### Set task
Reproduce each line exactly. Skip none.

═══

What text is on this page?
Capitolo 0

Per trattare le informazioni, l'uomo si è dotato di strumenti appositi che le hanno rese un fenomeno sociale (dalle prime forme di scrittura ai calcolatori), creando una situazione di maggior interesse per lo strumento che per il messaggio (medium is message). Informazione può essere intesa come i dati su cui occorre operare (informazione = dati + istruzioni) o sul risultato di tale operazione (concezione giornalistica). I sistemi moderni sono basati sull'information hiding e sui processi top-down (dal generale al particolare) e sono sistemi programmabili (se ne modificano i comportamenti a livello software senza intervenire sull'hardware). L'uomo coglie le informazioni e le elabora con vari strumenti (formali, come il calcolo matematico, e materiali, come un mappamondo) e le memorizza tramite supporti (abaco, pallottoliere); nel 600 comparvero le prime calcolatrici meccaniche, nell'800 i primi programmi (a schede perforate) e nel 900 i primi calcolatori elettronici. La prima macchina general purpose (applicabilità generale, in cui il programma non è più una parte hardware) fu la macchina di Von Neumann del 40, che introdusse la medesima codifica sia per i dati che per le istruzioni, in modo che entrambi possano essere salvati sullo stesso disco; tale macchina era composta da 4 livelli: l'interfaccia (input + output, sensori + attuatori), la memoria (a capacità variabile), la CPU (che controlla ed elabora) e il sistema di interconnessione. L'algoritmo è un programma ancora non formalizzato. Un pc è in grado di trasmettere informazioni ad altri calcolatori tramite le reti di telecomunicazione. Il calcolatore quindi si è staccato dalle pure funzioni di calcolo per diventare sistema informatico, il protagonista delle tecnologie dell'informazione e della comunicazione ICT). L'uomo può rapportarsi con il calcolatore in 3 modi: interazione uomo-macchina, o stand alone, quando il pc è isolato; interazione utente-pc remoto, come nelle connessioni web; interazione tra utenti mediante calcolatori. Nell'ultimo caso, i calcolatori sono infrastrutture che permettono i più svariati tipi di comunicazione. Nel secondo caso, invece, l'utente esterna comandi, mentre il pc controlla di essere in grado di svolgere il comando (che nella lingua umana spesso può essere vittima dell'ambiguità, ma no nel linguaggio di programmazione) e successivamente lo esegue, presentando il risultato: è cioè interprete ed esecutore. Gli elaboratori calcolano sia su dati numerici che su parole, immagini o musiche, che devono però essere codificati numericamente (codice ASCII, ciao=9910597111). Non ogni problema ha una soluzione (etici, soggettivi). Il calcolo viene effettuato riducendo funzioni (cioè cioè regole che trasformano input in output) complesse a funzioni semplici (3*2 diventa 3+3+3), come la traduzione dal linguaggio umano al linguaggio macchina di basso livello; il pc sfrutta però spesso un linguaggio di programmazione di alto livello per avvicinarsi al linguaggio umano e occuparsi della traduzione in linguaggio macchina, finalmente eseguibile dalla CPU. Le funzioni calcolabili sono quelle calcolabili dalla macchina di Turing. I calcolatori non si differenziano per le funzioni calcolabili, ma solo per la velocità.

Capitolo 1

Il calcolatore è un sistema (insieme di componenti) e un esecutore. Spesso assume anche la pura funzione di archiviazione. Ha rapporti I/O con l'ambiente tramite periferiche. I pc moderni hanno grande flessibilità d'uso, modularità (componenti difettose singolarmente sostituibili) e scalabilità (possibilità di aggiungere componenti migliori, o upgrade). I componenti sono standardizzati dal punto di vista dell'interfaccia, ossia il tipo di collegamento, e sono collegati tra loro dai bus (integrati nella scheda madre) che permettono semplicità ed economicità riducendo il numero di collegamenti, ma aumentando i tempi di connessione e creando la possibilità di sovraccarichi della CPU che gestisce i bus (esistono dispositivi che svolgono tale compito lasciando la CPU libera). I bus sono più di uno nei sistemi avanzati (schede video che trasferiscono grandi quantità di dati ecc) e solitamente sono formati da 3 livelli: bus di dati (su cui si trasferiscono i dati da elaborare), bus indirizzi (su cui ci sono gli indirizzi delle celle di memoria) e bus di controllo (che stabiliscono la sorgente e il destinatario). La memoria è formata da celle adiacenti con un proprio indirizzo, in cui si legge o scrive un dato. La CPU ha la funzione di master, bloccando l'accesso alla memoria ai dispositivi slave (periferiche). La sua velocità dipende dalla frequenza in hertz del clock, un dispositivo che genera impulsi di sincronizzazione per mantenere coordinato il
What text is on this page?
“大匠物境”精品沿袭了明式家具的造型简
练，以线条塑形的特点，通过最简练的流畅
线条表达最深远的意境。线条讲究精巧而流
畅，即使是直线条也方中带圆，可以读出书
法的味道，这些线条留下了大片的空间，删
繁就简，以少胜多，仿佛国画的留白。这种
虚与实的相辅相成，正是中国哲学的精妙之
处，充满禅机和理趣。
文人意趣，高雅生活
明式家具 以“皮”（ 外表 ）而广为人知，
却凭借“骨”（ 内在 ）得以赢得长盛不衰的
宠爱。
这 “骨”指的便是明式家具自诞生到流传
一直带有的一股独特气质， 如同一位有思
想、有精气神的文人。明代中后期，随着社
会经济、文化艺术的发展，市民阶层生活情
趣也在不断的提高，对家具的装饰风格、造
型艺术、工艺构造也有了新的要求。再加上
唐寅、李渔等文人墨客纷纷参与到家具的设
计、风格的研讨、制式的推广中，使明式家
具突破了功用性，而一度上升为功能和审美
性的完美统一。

═══

### Problem solution
What text is on this page?
Capitolo 0

Per trattare le informazioni, l'uomo si è dotato di strumenti appositi che le hanno rese un fenomeno sociale (dalle prime forme di scrittura ai calcolatori), creando una situazione di maggior interesse per lo strumento che per il messaggio (medium is message). Informazione può essere intesa come i dati su cui occorre operare (informazione = dati + istruzioni) o sul risultato di tale operazione (concezione giornalistica). I sistemi moderni sono basati sull'information hiding e sui processi top-down (dal generale al particolare) e sono sistemi programmabili (se ne modificano i comportamenti a livello software senza intervenire sull'hardware). L'uomo coglie le informazioni e le elabora con vari strumenti (formali, come il calcolo matematico, e materiali, come un mappamondo) e le memorizza tramite supporti (abaco, pallottoliere); nel 600 comparvero le prime calcolatrici meccaniche, nell'800 i primi programmi (a schede perforate) e nel 900 i primi calcolatori elettronici. La prima macchina general purpose (applicabilità generale, in cui il programma non è più una parte hardware) fu la macchina di Von Neumann del 40, che introdusse la medesima codifica sia per i dati che per le istruzioni, in modo che entrambi possano essere salvati sullo stesso disco; tale macchina era composta da 4 livelli: l'interfaccia (input + output, sensori + attuatori), la memoria (a capacità variabile), la CPU (che controlla ed elabora) e il sistema di interconnessione. L'algoritmo è un programma ancora non formalizzato. Un pc è in grado di trasmettere informazioni ad altri calcolatori tramite le reti di telecomunicazione. Il calcolatore quindi si è staccato dalle pure funzioni di calcolo per diventare sistema informatico, il protagonista delle tecnologie dell'informazione e della comunicazione ICT). L'uomo può rapportarsi con il calcolatore in 3 modi: interazione uomo-macchina, o stand alone, quando il pc è isolato; interazione utente-pc remoto, come nelle connessioni web; interazione tra utenti mediante calcolatori. Nell'ultimo caso, i calcolatori sono infrastrutture che permettono i più svariati tipi di comunicazione. Nel secondo caso, invece, l'utente esterna comandi, mentre il pc controlla di essere in grado di svolgere il comando (che nella lingua umana spesso può essere vittima dell'ambiguità, ma no nel linguaggio di programmazione) e successivamente lo esegue, presentando il risultato: è cioè interprete ed esecutore. Gli elaboratori calcolano sia su dati numerici che su parole, immagini o musiche, che devono però essere codificati numericamente (codice ASCII, ciao=9910597111). Non ogni problema ha una soluzione (etici, soggettivi). Il calcolo viene effettuato riducendo funzioni (cioè cioè regole che trasformano input in output) complesse a funzioni semplici (3*2 diventa 3+3+3), come la traduzione dal linguaggio umano al linguaggio macchina di basso livello; il pc sfrutta però spesso un linguaggio di programmazione di alto livello per avvicinarsi al linguaggio umano e occuparsi della traduzione in linguaggio macchina, finalmente eseguibile dalla CPU. Le funzioni calcolabili sono quelle calcolabili dalla macchina di Turing. I calcolatori non si differenziano per le funzioni calcolabili, ma solo per la velocità.

Capitolo 1

Il calcolatore è un sistema (insieme di componenti) e un esecutore. Spesso assume anche la pura funzione di archiviazione. Ha rapporti I/O con l'ambiente tramite periferiche. I pc moderni hanno grande flessibilità d'uso, modularità (componenti difettose singolarmente sostituibili) e scalabilità (possibilità di aggiungere componenti migliori, o upgrade). I componenti sono standardizzati dal punto di vista dell'interfaccia, ossia il tipo di collegamento, e sono collegati tra loro dai bus (integrati nella scheda madre) che permettono semplicità ed economicità riducendo il numero di collegamenti, ma aumentando i tempi di connessione e creando la possibilità di sovraccarichi della CPU che gestisce i bus (esistono dispositivi che svolgono tale compito lasciando la CPU libera). I bus sono più di uno nei sistemi avanzati (schede video che trasferiscono grandi quantità di dati ecc) e solitamente sono formati da 3 livelli: bus di dati (su cui si trasferiscono i dati da elaborare), bus indirizzi (su cui ci sono gli indirizzi delle celle di memoria) e bus di controllo (che stabiliscono la sorgente e il destinatario). La memoria è formata da celle adiacenti con un proprio indirizzo, in cui si legge o scrive un dato. La CPU ha la funzione di master, bloccando l'accesso alla memoria ai dispositivi slave (periferiche). La sua velocità dipende dalla frequenza in hertz del clock, un dispositivo che genera impulsi di sincronizzazione per mantenere coordinato il
What text is on this page?
“大匠物境”精品沿袭了明式家具的造型简
练，以线条塑形的特点，通过最简练的流畅
线条表达最深远的意境。线条讲究精巧而流
畅，即使是直线条也方中带圆，可以读出书
法的味道，这些线条留下了大片的空间，删
繁就简，以少胜多，仿佛国画的留白。这种
虚与实的相辅相成，正是中国哲学的精妙之
处，充满禅机和理趣。
文人意趣，高雅生活
明式家具 以“皮”（ 外表 ）而广为人知，
却凭借“骨”（ 内在 ）得以赢得长盛不衰的
宠爱。
这 “骨”指的便是明式家具自诞生到流传
一直带有的一股独特气质， 如同一位有思
想、有精气神的文人。明代中后期，随着社
会经济、文化艺术的发展，市民阶层生活情
趣也在不断的提高，对家具的装饰风格、造
型艺术、工艺构造也有了新的要求。再加上
唐寅、李渔等文人墨客纷纷参与到家具的设
计、风格的研讨、制式的推广中，使明式家
具突破了功用性，而一度上升为功能和审美
性的完美统一。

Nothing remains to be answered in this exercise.